*Exercise objective:*
Extract each line bearing the word "Navigateur".

-=-=-

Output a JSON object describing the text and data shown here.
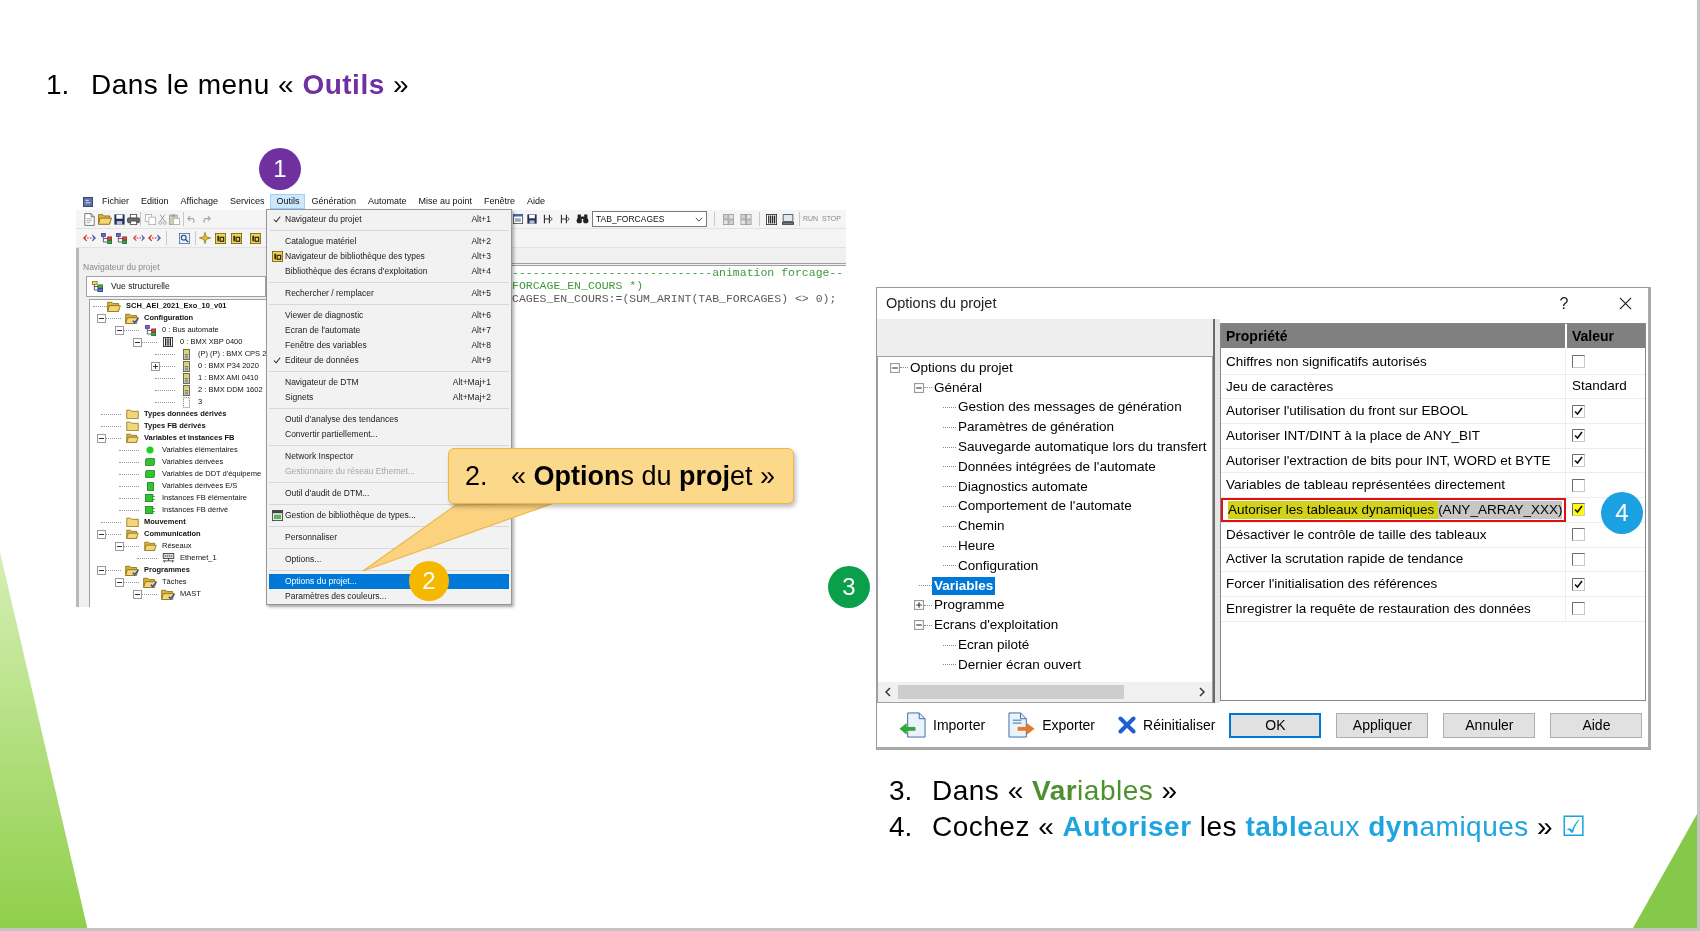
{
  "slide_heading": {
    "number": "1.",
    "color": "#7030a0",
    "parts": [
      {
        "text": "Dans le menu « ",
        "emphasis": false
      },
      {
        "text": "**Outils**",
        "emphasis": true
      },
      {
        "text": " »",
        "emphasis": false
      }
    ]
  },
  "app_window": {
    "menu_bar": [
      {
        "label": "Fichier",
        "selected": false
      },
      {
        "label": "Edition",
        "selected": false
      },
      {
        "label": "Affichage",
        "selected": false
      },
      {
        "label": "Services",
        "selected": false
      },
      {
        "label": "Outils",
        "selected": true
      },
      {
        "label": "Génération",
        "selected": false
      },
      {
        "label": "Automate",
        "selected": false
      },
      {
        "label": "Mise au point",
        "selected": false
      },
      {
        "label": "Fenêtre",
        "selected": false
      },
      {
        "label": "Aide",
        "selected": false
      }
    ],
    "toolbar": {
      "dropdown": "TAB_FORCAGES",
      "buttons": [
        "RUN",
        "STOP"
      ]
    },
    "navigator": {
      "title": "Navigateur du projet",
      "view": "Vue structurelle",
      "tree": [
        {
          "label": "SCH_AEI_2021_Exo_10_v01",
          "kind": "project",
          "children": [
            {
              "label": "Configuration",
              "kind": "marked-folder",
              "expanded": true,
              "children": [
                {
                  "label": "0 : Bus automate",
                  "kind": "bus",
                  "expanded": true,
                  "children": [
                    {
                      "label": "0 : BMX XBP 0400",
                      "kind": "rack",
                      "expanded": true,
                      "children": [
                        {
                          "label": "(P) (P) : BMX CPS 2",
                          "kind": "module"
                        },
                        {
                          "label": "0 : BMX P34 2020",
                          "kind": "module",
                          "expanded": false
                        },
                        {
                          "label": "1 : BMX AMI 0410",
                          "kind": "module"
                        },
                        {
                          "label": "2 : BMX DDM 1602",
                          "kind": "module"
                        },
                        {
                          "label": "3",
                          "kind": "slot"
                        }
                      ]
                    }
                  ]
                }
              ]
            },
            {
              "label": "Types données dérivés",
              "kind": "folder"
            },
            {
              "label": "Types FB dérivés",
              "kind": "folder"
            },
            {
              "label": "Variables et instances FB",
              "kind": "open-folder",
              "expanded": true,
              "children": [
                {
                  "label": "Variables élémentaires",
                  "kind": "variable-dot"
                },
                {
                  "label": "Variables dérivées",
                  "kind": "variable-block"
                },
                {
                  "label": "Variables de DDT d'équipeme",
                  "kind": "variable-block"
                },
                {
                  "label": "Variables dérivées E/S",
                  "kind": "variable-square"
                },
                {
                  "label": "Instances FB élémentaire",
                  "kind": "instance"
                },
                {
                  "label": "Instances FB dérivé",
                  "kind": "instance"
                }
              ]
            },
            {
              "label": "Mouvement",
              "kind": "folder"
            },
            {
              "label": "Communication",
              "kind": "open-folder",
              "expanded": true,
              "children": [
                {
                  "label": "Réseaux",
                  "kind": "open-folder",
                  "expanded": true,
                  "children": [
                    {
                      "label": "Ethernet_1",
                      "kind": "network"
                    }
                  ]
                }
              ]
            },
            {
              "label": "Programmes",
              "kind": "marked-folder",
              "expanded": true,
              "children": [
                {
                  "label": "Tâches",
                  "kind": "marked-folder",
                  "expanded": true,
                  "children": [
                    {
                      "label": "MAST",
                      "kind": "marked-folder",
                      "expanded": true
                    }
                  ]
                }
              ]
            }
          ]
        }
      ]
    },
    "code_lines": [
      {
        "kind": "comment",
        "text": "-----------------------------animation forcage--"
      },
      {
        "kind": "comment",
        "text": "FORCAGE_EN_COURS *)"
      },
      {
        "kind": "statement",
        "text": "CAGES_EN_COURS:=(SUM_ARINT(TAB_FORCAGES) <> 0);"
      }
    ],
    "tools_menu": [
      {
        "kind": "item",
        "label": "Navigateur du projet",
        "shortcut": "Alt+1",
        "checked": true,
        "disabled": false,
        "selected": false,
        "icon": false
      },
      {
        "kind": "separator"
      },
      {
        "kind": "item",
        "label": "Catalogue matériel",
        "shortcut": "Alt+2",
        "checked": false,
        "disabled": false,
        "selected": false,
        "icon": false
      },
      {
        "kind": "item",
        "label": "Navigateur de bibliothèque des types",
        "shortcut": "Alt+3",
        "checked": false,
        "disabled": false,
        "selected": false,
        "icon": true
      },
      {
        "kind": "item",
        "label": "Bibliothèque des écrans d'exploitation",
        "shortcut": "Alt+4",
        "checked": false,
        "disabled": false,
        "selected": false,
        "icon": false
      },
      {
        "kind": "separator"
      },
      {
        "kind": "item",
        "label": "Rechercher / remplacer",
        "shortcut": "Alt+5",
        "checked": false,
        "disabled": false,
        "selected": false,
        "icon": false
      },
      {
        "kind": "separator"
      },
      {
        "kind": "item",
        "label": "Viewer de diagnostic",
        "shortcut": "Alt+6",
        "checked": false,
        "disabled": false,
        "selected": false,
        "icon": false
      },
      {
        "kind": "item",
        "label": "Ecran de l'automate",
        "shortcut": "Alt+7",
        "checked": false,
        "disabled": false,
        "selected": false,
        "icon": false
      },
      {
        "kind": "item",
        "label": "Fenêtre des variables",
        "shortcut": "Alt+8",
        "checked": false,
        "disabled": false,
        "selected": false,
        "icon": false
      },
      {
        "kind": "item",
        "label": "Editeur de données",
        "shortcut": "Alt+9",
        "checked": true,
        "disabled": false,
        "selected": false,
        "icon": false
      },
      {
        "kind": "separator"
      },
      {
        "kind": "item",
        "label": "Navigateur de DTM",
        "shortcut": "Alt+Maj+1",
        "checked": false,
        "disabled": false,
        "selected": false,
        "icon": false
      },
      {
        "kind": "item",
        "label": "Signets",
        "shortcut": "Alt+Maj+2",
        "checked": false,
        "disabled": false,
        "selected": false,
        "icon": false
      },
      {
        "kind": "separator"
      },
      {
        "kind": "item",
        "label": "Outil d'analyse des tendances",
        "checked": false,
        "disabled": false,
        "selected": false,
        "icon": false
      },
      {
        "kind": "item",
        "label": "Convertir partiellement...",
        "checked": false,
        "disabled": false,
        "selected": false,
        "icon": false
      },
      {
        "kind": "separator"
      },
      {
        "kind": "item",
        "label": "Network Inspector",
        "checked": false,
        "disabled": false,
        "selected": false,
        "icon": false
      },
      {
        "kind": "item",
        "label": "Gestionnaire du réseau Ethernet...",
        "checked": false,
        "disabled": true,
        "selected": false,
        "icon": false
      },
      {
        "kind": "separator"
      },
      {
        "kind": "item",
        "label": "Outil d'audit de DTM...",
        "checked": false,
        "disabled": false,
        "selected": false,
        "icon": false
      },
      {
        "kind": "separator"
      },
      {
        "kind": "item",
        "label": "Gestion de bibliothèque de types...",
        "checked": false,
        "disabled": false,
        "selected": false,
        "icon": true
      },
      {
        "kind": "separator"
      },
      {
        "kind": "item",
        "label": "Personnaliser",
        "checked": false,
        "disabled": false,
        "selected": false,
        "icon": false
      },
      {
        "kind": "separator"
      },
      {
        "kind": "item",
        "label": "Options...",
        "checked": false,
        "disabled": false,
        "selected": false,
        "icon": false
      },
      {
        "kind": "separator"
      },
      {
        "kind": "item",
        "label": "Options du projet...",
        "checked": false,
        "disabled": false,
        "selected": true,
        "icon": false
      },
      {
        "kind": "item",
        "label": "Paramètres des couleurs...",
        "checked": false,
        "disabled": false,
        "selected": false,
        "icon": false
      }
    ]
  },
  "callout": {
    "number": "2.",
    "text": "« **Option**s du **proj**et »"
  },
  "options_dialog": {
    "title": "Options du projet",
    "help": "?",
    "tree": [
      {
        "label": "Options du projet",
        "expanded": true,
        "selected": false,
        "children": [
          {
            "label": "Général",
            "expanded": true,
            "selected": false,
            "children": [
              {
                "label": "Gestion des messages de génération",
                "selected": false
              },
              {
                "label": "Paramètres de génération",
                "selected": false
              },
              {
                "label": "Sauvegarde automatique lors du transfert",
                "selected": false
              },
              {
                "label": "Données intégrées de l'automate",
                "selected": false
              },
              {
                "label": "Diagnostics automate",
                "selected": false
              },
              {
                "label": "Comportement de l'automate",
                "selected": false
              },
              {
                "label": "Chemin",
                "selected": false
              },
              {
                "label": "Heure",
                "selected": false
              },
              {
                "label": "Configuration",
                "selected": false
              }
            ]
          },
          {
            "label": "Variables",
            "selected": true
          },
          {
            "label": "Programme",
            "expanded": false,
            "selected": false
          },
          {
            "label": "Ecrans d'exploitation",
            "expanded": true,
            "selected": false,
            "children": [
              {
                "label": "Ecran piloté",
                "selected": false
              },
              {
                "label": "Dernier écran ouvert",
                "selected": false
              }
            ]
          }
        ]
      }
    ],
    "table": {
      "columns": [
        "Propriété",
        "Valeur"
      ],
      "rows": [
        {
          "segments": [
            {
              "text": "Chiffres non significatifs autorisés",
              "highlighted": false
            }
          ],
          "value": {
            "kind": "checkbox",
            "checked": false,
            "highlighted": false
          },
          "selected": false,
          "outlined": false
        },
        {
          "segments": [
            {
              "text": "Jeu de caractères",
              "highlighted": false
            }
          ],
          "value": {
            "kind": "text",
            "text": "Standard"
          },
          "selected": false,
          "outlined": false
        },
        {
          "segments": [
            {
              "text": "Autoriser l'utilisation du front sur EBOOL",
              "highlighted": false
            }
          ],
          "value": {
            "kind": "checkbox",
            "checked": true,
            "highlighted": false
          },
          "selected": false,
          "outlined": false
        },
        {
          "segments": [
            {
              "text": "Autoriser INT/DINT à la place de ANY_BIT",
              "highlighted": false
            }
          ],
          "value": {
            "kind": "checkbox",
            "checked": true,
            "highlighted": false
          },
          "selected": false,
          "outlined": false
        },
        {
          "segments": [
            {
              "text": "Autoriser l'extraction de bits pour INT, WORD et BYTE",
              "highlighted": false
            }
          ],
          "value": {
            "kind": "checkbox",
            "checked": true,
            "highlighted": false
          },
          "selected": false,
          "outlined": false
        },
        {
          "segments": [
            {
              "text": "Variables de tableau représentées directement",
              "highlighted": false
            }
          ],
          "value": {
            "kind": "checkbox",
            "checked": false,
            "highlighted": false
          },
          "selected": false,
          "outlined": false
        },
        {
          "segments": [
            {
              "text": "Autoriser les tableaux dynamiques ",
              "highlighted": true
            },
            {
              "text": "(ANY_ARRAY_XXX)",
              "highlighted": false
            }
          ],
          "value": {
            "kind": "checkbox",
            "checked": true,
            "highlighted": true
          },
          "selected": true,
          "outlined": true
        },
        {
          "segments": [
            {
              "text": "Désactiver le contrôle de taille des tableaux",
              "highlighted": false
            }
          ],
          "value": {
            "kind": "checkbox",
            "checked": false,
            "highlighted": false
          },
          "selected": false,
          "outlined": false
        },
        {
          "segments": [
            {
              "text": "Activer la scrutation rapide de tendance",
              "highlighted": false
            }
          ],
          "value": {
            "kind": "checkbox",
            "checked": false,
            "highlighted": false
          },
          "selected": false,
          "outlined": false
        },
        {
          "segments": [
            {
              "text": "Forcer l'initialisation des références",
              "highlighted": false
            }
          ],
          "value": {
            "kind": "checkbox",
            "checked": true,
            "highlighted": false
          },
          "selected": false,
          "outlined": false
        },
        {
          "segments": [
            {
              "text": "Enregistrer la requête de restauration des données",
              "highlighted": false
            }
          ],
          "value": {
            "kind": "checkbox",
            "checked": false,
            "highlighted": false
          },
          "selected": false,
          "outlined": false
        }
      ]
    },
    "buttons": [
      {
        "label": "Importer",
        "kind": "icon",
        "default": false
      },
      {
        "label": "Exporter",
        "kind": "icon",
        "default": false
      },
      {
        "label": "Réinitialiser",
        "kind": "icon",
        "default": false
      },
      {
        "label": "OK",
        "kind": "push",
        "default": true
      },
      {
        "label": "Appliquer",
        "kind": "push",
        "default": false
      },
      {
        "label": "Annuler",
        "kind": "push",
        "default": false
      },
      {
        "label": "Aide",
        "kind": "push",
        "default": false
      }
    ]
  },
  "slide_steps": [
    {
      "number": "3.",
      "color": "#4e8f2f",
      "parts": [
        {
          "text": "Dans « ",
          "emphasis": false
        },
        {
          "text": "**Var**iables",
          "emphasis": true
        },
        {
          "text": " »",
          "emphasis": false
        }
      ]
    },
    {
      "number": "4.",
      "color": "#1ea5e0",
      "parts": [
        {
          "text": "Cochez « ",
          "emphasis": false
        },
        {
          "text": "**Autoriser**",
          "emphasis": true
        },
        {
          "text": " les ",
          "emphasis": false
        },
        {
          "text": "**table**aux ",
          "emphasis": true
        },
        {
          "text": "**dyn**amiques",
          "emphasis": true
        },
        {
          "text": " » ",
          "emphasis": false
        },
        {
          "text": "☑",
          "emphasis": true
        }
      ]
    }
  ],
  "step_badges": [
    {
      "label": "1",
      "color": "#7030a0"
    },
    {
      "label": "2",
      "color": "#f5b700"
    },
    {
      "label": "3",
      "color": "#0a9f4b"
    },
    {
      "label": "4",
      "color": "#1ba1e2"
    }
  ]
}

-=-=-

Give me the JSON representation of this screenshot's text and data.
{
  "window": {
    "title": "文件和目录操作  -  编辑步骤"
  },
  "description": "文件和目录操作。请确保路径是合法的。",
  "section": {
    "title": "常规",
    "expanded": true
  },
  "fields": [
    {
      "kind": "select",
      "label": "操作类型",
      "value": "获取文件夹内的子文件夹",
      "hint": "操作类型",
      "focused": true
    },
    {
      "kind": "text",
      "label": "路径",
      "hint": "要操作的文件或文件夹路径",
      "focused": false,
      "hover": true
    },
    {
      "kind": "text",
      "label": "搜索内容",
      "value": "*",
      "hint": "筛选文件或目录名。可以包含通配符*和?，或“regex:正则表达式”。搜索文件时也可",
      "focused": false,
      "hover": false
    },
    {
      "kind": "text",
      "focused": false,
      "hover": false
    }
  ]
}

-=-=-

*Output of the task:*
      "title": "Navigateur du projet",
        "label": "Navigateur du projet",
        "label": "Navigateur de bibliothèque des types",
        "label": "Navigateur de DTM",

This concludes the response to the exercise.